Description of the task
Look through the data below. Collect every line where the word "области" occurs.
=== Provided information ===
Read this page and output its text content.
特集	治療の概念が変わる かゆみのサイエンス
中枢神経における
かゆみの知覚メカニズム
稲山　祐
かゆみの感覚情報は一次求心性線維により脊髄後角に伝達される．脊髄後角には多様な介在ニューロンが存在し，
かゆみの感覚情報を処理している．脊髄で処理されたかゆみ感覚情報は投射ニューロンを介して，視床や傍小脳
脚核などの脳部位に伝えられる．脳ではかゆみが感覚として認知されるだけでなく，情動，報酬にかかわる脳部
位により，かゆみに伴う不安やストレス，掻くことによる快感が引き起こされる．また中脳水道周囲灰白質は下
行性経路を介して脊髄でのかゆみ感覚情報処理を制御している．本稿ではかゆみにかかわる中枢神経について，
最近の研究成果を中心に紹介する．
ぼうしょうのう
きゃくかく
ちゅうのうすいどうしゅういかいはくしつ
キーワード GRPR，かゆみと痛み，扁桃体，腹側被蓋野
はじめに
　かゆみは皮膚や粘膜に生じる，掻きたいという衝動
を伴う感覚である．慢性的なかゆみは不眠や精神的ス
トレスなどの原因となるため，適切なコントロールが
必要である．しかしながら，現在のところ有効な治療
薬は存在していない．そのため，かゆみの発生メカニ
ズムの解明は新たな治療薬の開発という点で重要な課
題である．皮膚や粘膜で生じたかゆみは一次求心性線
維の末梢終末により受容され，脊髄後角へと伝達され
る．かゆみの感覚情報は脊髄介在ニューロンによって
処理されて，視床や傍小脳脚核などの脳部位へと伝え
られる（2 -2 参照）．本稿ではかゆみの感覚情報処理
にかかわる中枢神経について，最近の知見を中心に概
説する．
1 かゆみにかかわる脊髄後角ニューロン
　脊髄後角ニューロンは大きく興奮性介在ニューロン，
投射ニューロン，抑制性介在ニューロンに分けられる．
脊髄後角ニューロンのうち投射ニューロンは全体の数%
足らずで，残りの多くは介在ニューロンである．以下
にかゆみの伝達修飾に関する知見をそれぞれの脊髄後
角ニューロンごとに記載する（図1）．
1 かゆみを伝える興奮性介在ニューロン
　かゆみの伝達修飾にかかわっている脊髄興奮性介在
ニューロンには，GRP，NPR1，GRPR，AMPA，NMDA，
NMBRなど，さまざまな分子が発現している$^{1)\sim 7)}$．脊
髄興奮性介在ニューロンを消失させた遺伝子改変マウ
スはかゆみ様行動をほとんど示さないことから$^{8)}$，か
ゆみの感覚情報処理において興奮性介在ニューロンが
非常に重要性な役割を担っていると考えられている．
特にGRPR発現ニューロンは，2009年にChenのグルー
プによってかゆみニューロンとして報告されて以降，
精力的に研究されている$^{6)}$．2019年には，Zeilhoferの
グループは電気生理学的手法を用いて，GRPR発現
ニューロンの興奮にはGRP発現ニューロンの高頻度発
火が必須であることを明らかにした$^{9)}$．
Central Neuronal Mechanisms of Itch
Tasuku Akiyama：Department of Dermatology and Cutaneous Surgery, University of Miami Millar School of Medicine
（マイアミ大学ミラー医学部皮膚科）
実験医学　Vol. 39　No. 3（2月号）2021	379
===
=== Provided information ===
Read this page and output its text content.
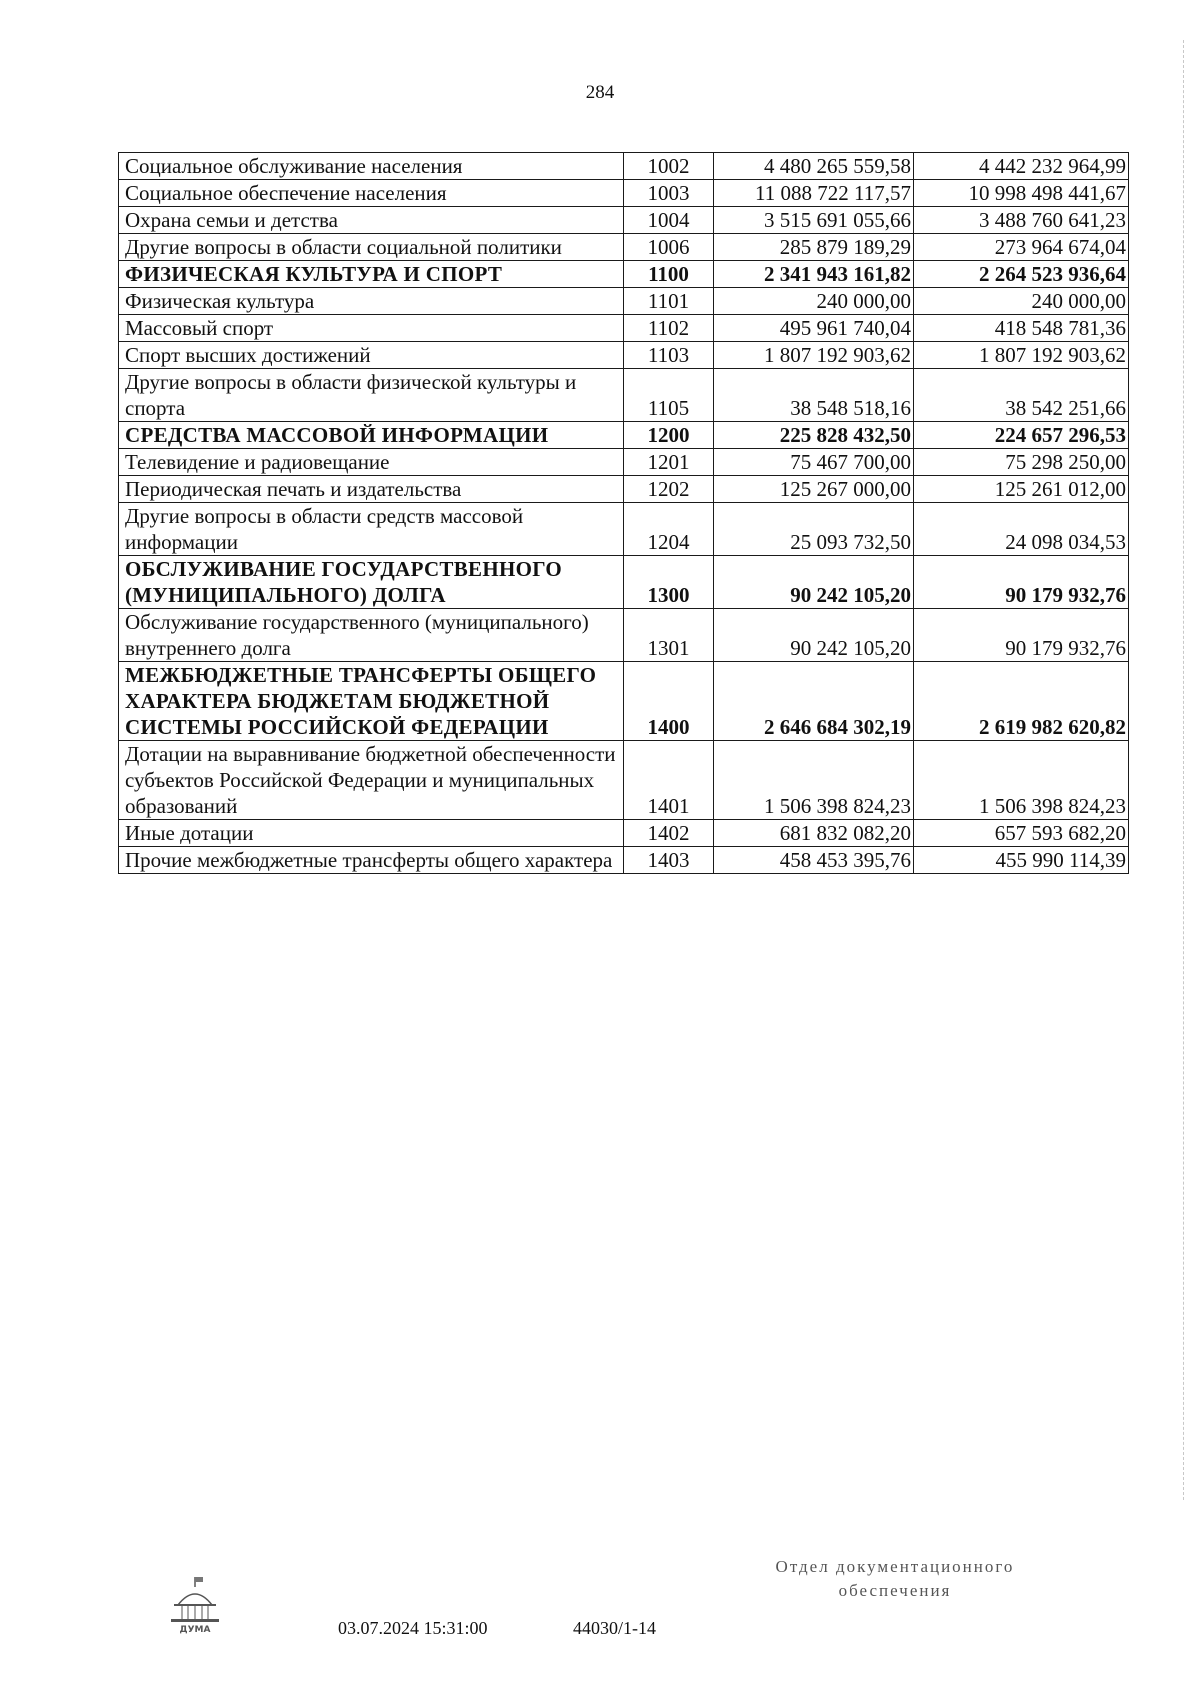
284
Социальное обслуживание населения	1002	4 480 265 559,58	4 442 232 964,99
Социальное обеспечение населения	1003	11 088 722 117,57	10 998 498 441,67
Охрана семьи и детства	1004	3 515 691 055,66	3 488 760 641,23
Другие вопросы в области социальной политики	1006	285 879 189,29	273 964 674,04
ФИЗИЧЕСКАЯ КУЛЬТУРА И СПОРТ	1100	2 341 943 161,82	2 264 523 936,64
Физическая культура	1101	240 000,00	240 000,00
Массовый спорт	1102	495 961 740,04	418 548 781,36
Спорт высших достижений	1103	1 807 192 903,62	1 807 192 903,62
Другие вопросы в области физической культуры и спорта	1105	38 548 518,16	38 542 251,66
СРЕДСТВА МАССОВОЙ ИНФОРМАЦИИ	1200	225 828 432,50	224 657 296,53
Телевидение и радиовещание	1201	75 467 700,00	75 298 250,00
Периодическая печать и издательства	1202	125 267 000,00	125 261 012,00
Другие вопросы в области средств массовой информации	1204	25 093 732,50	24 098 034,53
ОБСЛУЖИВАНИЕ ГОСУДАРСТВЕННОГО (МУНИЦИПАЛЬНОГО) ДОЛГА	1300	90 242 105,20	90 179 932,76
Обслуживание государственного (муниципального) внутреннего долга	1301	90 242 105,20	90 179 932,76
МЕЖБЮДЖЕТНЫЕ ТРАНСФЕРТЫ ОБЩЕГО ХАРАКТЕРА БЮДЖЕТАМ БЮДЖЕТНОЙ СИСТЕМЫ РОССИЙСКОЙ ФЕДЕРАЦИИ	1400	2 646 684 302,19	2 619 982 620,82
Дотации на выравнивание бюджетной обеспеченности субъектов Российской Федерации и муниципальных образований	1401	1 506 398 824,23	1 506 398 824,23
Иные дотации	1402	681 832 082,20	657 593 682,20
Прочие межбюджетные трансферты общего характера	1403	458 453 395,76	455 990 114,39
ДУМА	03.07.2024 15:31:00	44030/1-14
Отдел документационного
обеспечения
===
Answer to the problem
Другие вопросы в области социальной политики	1006	285 879 189,29	273 964 674,04
Другие вопросы в области физической культуры и спорта	1105	38 548 518,16	38 542 251,66
Другие вопросы в области средств массовой информации	1204	25 093 732,50	24 098 034,53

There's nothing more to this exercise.